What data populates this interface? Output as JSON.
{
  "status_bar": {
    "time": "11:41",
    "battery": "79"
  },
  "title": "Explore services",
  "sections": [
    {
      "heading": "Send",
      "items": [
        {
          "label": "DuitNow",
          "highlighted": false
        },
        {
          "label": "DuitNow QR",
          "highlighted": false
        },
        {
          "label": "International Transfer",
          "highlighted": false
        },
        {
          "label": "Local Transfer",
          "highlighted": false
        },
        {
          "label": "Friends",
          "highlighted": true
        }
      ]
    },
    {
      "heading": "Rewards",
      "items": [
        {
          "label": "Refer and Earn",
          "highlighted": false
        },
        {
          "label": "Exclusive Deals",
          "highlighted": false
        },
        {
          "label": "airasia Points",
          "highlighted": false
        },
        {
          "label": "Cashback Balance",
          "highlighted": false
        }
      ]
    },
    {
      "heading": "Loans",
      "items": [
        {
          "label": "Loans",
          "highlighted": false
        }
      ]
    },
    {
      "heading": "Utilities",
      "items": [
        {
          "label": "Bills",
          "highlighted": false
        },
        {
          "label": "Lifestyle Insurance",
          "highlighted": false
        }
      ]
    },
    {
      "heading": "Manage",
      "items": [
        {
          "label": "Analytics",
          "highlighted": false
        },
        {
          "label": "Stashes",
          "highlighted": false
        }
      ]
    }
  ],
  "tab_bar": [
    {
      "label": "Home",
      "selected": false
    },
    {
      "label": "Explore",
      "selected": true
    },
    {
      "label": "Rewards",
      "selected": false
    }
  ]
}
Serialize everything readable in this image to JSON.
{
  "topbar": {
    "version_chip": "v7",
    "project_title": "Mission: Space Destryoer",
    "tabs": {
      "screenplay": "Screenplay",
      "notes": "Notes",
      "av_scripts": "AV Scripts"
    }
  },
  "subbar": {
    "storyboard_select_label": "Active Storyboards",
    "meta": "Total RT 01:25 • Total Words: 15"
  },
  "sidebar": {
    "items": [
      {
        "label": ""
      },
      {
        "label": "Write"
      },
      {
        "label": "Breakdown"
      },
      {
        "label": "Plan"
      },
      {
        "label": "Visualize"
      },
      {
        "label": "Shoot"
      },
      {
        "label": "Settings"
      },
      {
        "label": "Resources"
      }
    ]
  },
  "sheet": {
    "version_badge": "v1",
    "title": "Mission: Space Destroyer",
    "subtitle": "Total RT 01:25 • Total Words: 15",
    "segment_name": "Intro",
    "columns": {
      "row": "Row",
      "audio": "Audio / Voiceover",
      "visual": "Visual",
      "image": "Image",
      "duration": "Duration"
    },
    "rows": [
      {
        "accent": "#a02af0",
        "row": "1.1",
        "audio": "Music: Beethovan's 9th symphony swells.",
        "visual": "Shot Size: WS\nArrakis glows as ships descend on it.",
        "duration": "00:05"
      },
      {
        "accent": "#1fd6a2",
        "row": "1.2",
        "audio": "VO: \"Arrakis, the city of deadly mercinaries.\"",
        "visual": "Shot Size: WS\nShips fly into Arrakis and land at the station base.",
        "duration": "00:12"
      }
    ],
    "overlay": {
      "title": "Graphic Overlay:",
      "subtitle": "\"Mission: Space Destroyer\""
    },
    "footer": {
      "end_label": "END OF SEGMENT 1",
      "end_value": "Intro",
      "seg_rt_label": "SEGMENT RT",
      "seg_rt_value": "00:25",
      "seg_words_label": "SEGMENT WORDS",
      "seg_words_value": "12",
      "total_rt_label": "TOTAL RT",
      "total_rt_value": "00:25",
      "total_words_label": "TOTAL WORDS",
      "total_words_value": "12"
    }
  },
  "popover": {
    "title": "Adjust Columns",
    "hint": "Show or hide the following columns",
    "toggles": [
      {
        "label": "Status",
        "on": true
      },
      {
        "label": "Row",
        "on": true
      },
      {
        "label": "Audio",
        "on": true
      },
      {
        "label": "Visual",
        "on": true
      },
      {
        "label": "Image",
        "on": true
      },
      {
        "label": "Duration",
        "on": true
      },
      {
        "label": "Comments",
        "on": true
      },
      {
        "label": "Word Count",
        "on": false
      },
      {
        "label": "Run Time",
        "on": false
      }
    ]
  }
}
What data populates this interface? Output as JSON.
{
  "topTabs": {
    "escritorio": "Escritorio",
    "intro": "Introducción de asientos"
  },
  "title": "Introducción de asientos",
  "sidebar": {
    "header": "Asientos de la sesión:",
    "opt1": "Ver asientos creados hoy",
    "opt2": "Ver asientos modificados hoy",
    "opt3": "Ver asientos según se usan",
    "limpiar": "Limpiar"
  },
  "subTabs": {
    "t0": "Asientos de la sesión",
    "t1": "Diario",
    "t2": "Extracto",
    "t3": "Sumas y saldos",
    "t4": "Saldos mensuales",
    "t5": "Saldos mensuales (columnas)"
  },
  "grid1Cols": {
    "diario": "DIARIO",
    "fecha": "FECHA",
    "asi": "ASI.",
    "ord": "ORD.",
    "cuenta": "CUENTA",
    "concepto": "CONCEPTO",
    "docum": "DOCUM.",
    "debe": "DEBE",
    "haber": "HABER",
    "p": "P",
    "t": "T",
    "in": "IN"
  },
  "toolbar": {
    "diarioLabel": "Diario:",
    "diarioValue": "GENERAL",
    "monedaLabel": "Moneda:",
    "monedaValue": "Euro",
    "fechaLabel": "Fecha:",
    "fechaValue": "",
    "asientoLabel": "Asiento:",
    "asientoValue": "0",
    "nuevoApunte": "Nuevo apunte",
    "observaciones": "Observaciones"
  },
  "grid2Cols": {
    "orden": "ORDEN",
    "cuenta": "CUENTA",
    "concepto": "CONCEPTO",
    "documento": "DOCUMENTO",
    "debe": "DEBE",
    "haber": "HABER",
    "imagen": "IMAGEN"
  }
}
########################################
## Stated exercise
Above are some records; extract every one of them exactly.

## Response to the exercise
What data populates this interface? Output as JSON.
{
  "status_bar": {
    "time": "11:41",
    "battery": "79"
  },
  "title": "Explore services",
  "sections": [
    {
      "heading": "Send",
      "items": [
        {
          "label": "DuitNow",
          "highlighted": false
        },
        {
          "label": "DuitNow QR",
          "highlighted": false
        },
        {
          "label": "International Transfer",
          "highlighted": false
        },
        {
          "label": "Local Transfer",
          "highlighted": false
        },
        {
          "label": "Friends",
          "highlighted": true
        }
      ]
    },
    {
      "heading": "Rewards",
      "items": [
        {
          "label": "Refer and Earn",
          "highlighted": false
        },
        {
          "label": "Exclusive Deals",
          "highlighted": false
        },
        {
          "label": "airasia Points",
          "highlighted": false
        },
        {
          "label": "Cashback Balance",
          "highlighted": false
        }
      ]
    },
    {
      "heading": "Loans",
      "items": [
        {
          "label": "Loans",
          "highlighted": false
        }
      ]
    },
    {
      "heading": "Utilities",
      "items": [
        {
          "label": "Bills",
          "highlighted": false
        },
        {
          "label": "Lifestyle Insurance",
          "highlighted": false
        }
      ]
    },
    {
      "heading": "Manage",
      "items": [
        {
          "label": "Analytics",
          "highlighted": false
        },
        {
          "label": "Stashes",
          "highlighted": false
        }
      ]
    }
  ],
  "tab_bar": [
    {
      "label": "Home",
      "selected": false
    },
    {
      "label": "Explore",
      "selected": true
    },
    {
      "label": "Rewards",
      "selected": false
    }
  ]
}
Serialize everything readable in this image to JSON.
{
  "topbar": {
    "version_chip": "v7",
    "project_title": "Mission: Space Destryoer",
    "tabs": {
      "screenplay": "Screenplay",
      "notes": "Notes",
      "av_scripts": "AV Scripts"
    }
  },
  "subbar": {
    "storyboard_select_label": "Active Storyboards",
    "meta": "Total RT 01:25 • Total Words: 15"
  },
  "sidebar": {
    "items": [
      {
        "label": ""
      },
      {
        "label": "Write"
      },
      {
        "label": "Breakdown"
      },
      {
        "label": "Plan"
      },
      {
        "label": "Visualize"
      },
      {
        "label": "Shoot"
      },
      {
        "label": "Settings"
      },
      {
        "label": "Resources"
      }
    ]
  },
  "sheet": {
    "version_badge": "v1",
    "title": "Mission: Space Destroyer",
    "subtitle": "Total RT 01:25 • Total Words: 15",
    "segment_name": "Intro",
    "columns": {
      "row": "Row",
      "audio": "Audio / Voiceover",
      "visual": "Visual",
      "image": "Image",
      "duration": "Duration"
    },
    "rows": [
      {
        "accent": "#a02af0",
        "row": "1.1",
        "audio": "Music: Beethovan's 9th symphony swells.",
        "visual": "Shot Size: WS\nArrakis glows as ships descend on it.",
        "duration": "00:05"
      },
      {
        "accent": "#1fd6a2",
        "row": "1.2",
        "audio": "VO: \"Arrakis, the city of deadly mercinaries.\"",
        "visual": "Shot Size: WS\nShips fly into Arrakis and land at the station base.",
        "duration": "00:12"
      }
    ],
    "overlay": {
      "title": "Graphic Overlay:",
      "subtitle": "\"Mission: Space Destroyer\""
    },
    "footer": {
      "end_label": "END OF SEGMENT 1",
      "end_value": "Intro",
      "seg_rt_label": "SEGMENT RT",
      "seg_rt_value": "00:25",
      "seg_words_label": "SEGMENT WORDS",
      "seg_words_value": "12",
      "total_rt_label": "TOTAL RT",
      "total_rt_value": "00:25",
      "total_words_label": "TOTAL WORDS",
      "total_words_value": "12"
    }
  },
  "popover": {
    "title": "Adjust Columns",
    "hint": "Show or hide the following columns",
    "toggles": [
      {
        "label": "Status",
        "on": true
      },
      {
        "label": "Row",
        "on": true
      },
      {
        "label": "Audio",
        "on": true
      },
      {
        "label": "Visual",
        "on": true
      },
      {
        "label": "Image",
        "on": true
      },
      {
        "label": "Duration",
        "on": true
      },
      {
        "label": "Comments",
        "on": true
      },
      {
        "label": "Word Count",
        "on": false
      },
      {
        "label": "Run Time",
        "on": false
      }
    ]
  }
}
What data populates this interface? Output as JSON.
{
  "topTabs": {
    "escritorio": "Escritorio",
    "intro": "Introducción de asientos"
  },
  "title": "Introducción de asientos",
  "sidebar": {
    "header": "Asientos de la sesión:",
    "opt1": "Ver asientos creados hoy",
    "opt2": "Ver asientos modificados hoy",
    "opt3": "Ver asientos según se usan",
    "limpiar": "Limpiar"
  },
  "subTabs": {
    "t0": "Asientos de la sesión",
    "t1": "Diario",
    "t2": "Extracto",
    "t3": "Sumas y saldos",
    "t4": "Saldos mensuales",
    "t5": "Saldos mensuales (columnas)"
  },
  "grid1Cols": {
    "diario": "DIARIO",
    "fecha": "FECHA",
    "asi": "ASI.",
    "ord": "ORD.",
    "cuenta": "CUENTA",
    "concepto": "CONCEPTO",
    "docum": "DOCUM.",
    "debe": "DEBE",
    "haber": "HABER",
    "p": "P",
    "t": "T",
    "in": "IN"
  },
  "toolbar": {
    "diarioLabel": "Diario:",
    "diarioValue": "GENERAL",
    "monedaLabel": "Moneda:",
    "monedaValue": "Euro",
    "fechaLabel": "Fecha:",
    "fechaValue": "",
    "asientoLabel": "Asiento:",
    "asientoValue": "0",
    "nuevoApunte": "Nuevo apunte",
    "observaciones": "Observaciones"
  },
  "grid2Cols": {
    "orden": "ORDEN",
    "cuenta": "CUENTA",
    "concepto": "CONCEPTO",
    "documento": "DOCUMENTO",
    "debe": "DEBE",
    "haber": "HABER",
    "imagen": "IMAGEN"
  }
}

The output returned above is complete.